═══ 課題文 ═══

舞踊団メンバーや作曲家三宅純からのエール
ピナ・バウシュ『春の祭典』/『PHILIPS 836 887 DSY』が、東京国際フォーラム ホールCで2024年9月11日(水)から9月15日(日)まで上演される。この公演に先駆け、新たな動画や写真が公開されピナ・バウシュ・ヴッパタール舞踊団のメンバーや作曲家三宅純からのエールコメントが寄せられた。
ピナ・バウシュの「春の祭典」はストラヴィンスキーの力強い音楽とピナの独創的な振付が融合した現代ダンスの頂点とも言える作品で、今回はアフリカ13か国から選ばれた35名のダンサーがこの名作に挑む。この来日公演に寄せ、ピナ・バウシュと共に多くの作品を手掛けたダンサー市田京美や瀬山亜津咲、そして数々のピナ作品に楽曲提供を行ってきた作曲家三宅純が、それぞれの思いを語った。
来日公演に寄せてのエールコメント (※50音順)
1977年、私は初めてピナ・バウシュの作品に出会う。
ヴッパタール・オペラハウスで”春の祭典”と題された3部作(Wind vom West, Der zweite Fruhing, Das Frulingsopfer)からなる公演。
3作品目の”春の祭典”で魂を揺すぶられ、あまりの衝撃に涙が止まらず暫く観客席から立ち上がることができなかった。
そして先ず思ったのは、日本のダンサー達にも観てもらいたい!
4年後の1981年、ゲストダンサーとして”春の祭典”を踊る機会を得それを機にピナより勧誘され舞踊団に入団。
さらにその4年後1986年、初の日本公演で”春の祭典”の上演。
それから38年という歳月を経て今回のアフリカンダンサーによる”春の祭典”
作品に秘められたピナのスピリットは間違いなく観客を魅了することでしょう!市田 京美 (ダンサー、元ピナ・バウシュ ヴッパタール舞踊団)
ピナ・バウシュ「春の祭典」は、ストラヴィンスキーの作曲とピナの振付構造が融合し、強力な化学反応を生み出します。この作品は、儀式、犠牲、豊穣、生、死、人間の感情のスペクトルを深く探求します。私にとって、「春の祭典」は特別な作品です。曲を聴くと鳥肌が立ち、予測できない舞台に逃げられない恐怖やエキサイティングな感情が湧き上がります。ピナが私に植え付けてくれた、嘘のない飾らない芸術性と諦めないダンスへの探究心の原点です。ダンサーと観客に計り知れない感動と体験を与えるこの公演を、多くの方々にご覧いただければ幸いです。
瀬山 亜津咲 (ピナ・バウシュ ヴッパタール舞踊団)

═══

「春の祭典」来日公演の記事を、最後の文の次から書き継いでください。 エントリーは「春の祭典」来日公演の記事とは別の出典によるものです。

═══ 表示エントリー ═══

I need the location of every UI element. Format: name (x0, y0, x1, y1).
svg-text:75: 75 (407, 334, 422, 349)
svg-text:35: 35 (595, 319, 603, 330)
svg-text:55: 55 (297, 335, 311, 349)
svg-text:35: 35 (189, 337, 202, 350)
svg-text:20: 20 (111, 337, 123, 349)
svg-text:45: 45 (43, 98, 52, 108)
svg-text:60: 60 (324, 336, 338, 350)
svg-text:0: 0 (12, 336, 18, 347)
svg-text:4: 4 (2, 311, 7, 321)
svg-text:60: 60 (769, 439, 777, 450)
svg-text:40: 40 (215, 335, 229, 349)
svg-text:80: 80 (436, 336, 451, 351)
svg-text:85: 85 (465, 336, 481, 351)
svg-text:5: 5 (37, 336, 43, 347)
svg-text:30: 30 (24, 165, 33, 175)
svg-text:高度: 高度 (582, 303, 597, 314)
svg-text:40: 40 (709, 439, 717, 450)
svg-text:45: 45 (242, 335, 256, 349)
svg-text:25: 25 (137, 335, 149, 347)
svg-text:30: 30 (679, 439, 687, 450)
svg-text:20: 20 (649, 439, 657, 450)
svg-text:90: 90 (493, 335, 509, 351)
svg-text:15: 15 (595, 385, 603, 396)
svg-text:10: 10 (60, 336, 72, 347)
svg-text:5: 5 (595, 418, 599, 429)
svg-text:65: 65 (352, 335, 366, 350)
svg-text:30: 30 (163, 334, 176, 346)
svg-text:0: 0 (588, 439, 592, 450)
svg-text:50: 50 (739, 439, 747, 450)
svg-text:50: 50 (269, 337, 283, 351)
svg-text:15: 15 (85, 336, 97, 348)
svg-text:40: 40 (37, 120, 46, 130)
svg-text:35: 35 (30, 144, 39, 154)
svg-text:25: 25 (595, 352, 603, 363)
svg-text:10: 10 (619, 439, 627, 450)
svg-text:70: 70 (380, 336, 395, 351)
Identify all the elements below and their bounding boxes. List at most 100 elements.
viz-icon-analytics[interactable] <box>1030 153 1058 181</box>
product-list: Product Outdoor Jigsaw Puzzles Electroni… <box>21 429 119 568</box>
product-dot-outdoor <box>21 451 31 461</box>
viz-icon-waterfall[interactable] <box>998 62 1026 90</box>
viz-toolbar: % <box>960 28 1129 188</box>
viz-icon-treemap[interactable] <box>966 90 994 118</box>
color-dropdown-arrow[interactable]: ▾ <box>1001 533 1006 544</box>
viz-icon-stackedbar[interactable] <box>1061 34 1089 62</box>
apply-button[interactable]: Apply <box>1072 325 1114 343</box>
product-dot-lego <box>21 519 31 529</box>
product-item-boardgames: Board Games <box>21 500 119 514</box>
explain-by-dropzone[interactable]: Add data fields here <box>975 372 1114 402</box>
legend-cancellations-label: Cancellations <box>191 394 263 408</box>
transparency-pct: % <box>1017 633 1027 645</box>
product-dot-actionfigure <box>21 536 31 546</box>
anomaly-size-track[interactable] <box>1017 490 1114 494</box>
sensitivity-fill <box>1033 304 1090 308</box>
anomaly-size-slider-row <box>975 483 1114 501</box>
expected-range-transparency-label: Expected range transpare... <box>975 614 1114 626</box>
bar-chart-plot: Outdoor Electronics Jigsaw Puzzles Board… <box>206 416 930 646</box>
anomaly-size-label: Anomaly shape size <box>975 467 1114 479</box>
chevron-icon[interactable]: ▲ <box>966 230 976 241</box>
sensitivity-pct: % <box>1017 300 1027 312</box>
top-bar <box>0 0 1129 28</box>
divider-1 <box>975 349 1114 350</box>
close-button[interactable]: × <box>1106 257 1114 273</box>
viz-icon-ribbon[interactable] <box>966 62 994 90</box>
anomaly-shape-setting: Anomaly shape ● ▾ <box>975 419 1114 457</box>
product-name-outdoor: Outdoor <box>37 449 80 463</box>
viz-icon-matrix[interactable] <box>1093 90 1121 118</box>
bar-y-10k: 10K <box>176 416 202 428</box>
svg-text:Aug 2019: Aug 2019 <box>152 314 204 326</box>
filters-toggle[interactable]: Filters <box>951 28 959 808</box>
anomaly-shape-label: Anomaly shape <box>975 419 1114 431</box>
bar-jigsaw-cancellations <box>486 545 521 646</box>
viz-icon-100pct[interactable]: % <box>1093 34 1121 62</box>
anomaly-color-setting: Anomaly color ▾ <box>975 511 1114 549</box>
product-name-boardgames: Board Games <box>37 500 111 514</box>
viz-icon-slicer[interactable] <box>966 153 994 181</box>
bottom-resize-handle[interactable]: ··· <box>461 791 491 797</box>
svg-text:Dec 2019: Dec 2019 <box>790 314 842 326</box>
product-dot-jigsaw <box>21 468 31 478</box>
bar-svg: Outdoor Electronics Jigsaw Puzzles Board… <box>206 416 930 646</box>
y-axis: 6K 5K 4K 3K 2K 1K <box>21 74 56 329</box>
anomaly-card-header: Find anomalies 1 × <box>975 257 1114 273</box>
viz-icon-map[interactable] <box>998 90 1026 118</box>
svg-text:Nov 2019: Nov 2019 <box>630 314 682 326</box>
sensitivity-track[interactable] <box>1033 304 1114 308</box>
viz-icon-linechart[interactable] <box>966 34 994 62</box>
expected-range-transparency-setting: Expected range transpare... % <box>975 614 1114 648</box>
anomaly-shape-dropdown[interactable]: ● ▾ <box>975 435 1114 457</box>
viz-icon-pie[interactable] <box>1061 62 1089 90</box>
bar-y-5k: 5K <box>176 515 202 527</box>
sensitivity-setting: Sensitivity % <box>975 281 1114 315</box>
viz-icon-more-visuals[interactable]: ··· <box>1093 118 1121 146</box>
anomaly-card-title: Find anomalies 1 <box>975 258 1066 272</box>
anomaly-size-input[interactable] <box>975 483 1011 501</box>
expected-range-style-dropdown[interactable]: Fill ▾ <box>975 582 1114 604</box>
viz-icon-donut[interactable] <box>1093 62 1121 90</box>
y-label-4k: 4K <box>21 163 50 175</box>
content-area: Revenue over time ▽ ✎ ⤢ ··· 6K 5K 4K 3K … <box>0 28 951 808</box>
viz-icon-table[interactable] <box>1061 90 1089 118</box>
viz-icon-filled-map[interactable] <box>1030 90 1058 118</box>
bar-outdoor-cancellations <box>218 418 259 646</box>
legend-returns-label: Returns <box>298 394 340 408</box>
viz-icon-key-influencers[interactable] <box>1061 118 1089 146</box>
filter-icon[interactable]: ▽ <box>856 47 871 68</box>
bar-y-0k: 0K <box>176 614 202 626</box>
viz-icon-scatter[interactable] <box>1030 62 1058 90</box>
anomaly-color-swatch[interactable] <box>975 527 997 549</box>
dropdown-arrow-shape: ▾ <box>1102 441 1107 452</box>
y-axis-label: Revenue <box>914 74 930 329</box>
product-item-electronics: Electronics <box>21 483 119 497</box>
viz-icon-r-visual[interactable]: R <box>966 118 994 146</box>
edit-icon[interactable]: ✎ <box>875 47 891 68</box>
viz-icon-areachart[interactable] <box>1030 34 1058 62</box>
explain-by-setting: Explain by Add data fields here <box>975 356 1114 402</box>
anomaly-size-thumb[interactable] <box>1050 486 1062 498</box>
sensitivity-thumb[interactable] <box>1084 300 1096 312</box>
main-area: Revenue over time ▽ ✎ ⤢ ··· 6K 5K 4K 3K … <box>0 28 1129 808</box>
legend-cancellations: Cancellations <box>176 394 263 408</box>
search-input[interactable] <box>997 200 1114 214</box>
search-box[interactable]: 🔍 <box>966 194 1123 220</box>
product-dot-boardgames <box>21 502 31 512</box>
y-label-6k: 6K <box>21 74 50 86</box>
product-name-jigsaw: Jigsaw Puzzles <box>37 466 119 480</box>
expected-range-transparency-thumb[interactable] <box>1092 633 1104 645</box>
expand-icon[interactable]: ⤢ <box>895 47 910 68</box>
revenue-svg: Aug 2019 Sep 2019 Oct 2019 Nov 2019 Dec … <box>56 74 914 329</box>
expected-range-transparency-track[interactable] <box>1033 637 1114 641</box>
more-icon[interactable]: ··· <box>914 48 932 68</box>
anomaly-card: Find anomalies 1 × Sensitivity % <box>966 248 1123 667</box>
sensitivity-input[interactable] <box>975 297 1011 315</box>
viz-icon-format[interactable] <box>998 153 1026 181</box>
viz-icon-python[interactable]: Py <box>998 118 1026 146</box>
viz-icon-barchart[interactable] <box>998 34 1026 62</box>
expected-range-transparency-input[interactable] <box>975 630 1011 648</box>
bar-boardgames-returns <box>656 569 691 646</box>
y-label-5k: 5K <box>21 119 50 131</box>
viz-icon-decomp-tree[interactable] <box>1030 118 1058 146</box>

═══

課題の解答:
ストラヴィンスキーの強靭なスコア、それに呼応・対峙する、ピナのダイナミックな群舞。生贄の儀式という題材とも相まって、観るたびに戦慄が走る。かつてフェリーニが評したように、それは優しく痛みにも満ちた慰めである。全くの余談だけれど、2016年、舞踊団の音楽監督マティアス・ブルカートさんから、「ニームのフェスティバルで「春の祭典」を生オーケストラと演るから来ない?」と誘われて狂喜、先行してパリで行われたオーケストラ単体のリハーサルを覗かせてもらったことがある。しかし、公演当日はフランスの国技(ストライキ)に阻まれ、現地に到達できず・・・どちらも今となっては懐かしい思い出。
三宅 純 (作曲家)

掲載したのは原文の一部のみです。